→ AIM:
Below is a block of records. Copy every line in it that contains the word "ngunit".

→ ITEMS:
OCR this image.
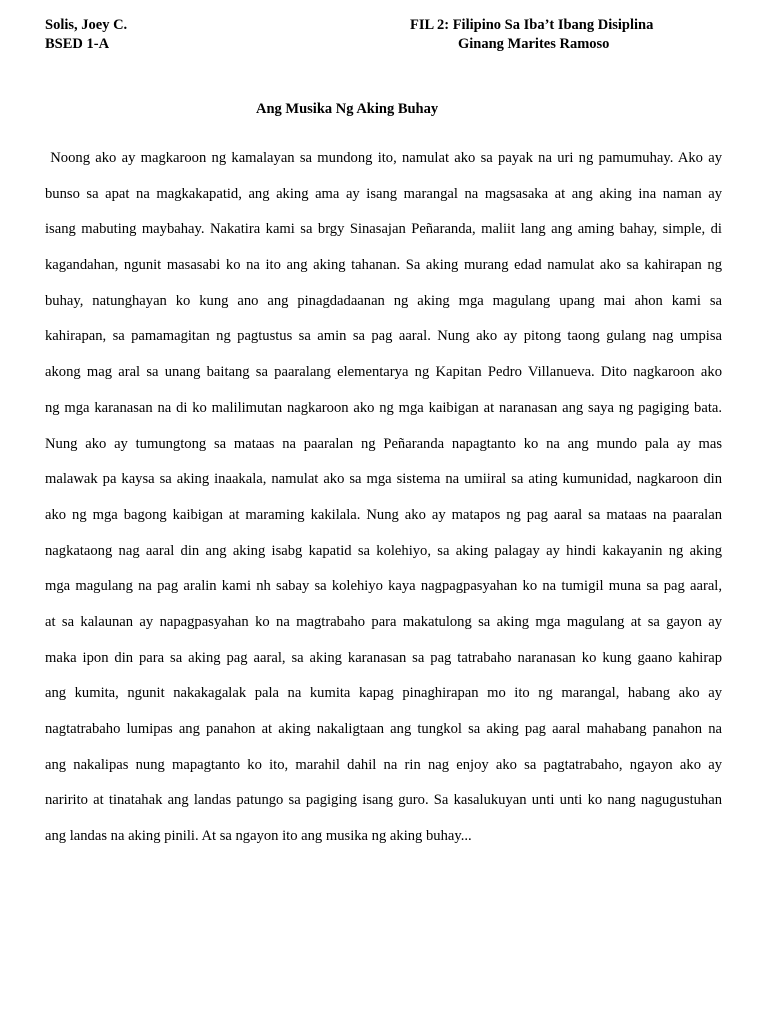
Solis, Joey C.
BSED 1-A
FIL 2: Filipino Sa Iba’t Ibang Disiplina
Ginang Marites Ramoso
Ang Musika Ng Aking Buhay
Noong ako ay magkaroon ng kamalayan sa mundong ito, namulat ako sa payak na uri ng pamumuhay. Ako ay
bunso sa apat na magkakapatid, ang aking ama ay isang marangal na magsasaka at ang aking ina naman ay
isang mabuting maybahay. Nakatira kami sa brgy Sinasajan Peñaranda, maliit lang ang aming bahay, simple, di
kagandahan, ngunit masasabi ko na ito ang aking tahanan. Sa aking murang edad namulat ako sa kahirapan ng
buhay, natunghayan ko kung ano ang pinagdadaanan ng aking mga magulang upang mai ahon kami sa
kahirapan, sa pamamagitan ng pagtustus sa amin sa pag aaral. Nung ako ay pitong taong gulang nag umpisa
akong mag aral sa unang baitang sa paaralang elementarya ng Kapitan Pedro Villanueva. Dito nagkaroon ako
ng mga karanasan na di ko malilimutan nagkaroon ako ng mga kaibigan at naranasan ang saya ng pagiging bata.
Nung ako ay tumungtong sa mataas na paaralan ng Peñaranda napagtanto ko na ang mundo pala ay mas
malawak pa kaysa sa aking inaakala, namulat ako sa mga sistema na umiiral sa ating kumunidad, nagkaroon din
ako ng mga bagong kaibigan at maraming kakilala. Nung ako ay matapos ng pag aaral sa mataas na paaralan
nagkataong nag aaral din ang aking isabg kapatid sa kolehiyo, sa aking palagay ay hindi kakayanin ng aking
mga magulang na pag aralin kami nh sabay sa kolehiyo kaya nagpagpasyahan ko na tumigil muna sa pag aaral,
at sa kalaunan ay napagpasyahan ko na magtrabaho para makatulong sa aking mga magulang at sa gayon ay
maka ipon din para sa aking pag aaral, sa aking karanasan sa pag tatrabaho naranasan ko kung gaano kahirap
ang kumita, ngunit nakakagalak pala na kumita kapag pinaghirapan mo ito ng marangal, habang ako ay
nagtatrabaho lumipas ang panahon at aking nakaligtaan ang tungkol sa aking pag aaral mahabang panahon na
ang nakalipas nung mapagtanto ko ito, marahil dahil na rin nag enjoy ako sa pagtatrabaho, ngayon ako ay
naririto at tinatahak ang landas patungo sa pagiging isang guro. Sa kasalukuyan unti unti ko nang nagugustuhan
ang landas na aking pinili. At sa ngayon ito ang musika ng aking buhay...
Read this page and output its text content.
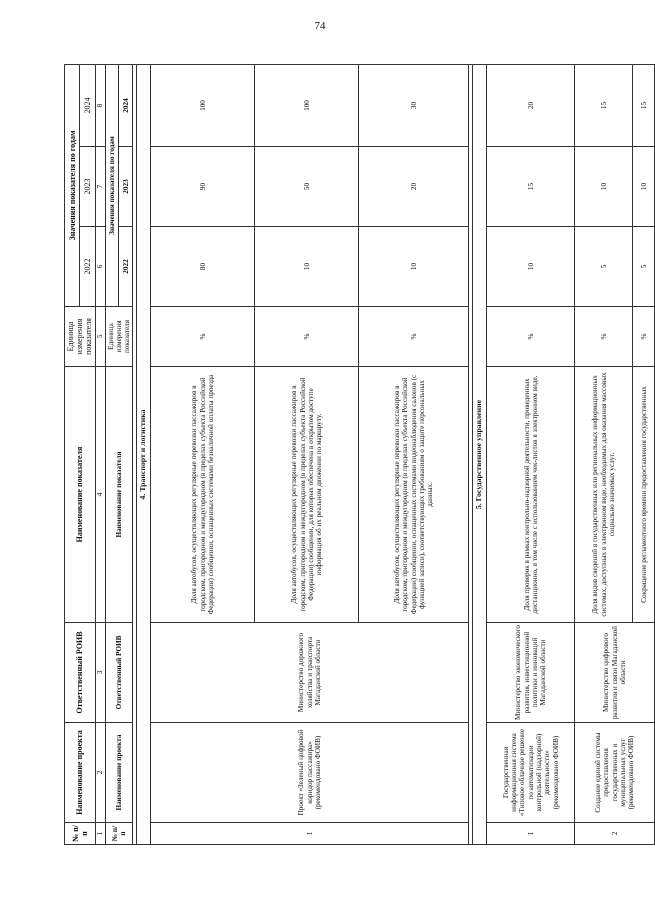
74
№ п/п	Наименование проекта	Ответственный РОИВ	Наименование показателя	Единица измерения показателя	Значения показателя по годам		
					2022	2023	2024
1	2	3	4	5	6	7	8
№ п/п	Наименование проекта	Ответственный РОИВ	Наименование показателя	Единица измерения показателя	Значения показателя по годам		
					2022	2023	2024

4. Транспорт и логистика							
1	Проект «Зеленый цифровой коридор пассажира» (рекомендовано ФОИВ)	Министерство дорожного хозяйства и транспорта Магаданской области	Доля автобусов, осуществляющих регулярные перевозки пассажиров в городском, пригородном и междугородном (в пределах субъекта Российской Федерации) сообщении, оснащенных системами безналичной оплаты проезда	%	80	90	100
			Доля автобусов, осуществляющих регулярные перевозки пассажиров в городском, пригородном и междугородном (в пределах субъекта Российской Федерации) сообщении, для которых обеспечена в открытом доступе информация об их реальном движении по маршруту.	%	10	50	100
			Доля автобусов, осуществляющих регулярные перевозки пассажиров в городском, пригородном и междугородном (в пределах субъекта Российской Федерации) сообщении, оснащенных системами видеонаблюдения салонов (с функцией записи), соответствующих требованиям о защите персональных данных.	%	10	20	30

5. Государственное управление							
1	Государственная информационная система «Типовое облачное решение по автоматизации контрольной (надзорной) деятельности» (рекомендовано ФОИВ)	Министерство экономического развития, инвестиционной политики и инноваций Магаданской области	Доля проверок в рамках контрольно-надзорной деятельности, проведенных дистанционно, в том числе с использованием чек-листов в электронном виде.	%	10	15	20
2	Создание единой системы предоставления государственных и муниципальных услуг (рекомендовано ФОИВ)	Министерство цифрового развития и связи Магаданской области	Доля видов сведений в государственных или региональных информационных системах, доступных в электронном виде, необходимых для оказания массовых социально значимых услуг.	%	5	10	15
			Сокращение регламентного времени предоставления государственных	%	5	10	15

---

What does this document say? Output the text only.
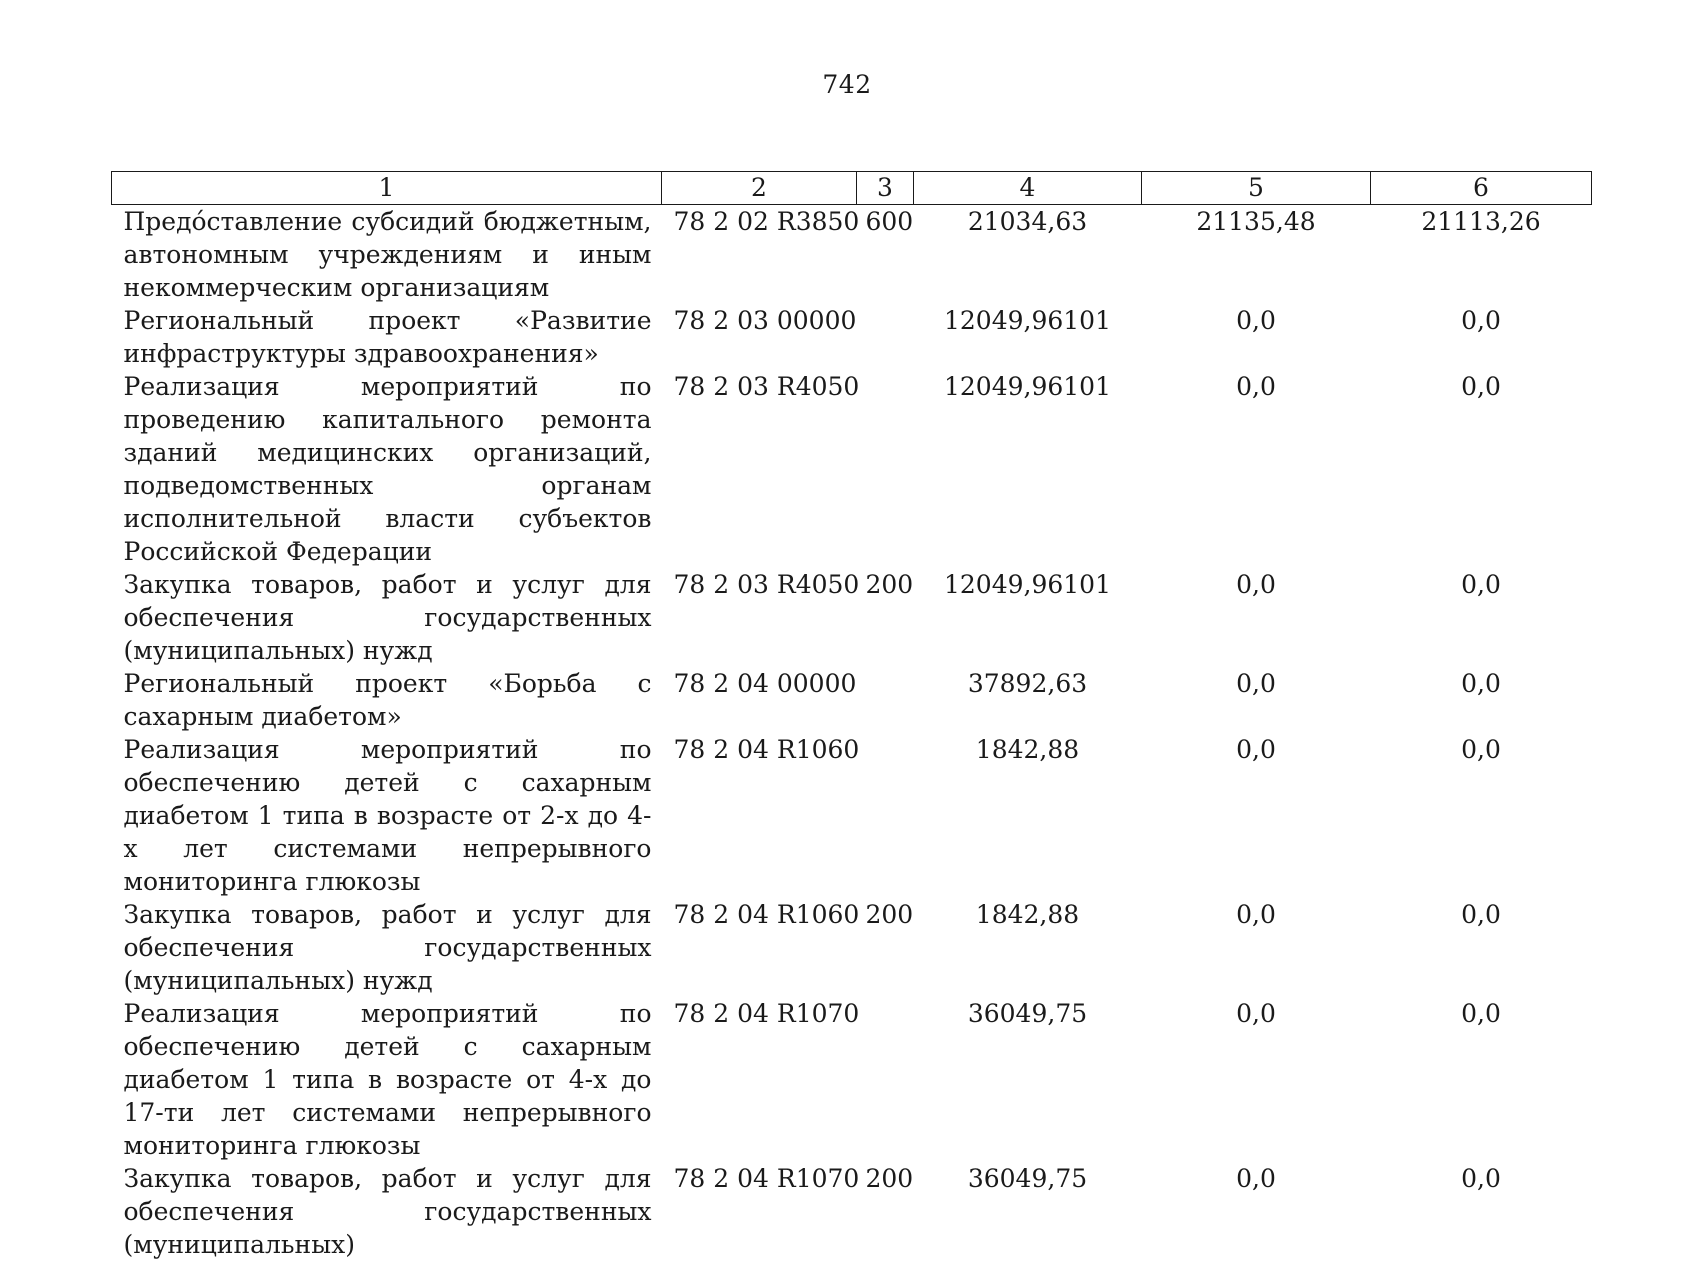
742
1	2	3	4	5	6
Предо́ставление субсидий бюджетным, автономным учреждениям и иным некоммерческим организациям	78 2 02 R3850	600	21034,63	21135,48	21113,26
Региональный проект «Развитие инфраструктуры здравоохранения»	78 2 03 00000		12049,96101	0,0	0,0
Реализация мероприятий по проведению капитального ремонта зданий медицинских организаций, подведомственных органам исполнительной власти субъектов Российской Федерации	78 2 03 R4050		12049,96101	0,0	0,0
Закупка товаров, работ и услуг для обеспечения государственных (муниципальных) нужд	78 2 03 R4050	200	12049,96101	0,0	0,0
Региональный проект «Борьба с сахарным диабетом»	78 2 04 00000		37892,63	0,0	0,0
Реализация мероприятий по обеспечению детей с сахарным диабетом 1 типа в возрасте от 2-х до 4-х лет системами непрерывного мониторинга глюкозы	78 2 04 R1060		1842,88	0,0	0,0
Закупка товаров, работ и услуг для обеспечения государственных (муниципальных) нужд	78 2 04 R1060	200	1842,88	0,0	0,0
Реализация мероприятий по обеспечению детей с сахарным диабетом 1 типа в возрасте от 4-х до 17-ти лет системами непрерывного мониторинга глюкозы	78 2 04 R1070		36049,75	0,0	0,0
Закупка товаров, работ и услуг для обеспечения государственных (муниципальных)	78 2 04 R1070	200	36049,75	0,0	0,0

---

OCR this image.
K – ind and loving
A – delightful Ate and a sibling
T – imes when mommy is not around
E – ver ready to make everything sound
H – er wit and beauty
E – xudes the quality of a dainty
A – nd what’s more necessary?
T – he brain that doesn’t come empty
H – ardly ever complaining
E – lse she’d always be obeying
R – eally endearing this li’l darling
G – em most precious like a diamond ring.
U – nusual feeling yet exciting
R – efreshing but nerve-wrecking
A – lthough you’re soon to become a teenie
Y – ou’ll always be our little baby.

→ OUTPUT FOR THIS TASK:
kagandahan, ngunit masasabi ko na ito ang aking tahanan. Sa aking murang edad namulat ako sa kahirapan ng
ang kumita, ngunit nakakagalak pala na kumita kapag pinaghirapan mo ito ng marangal, habang ako ay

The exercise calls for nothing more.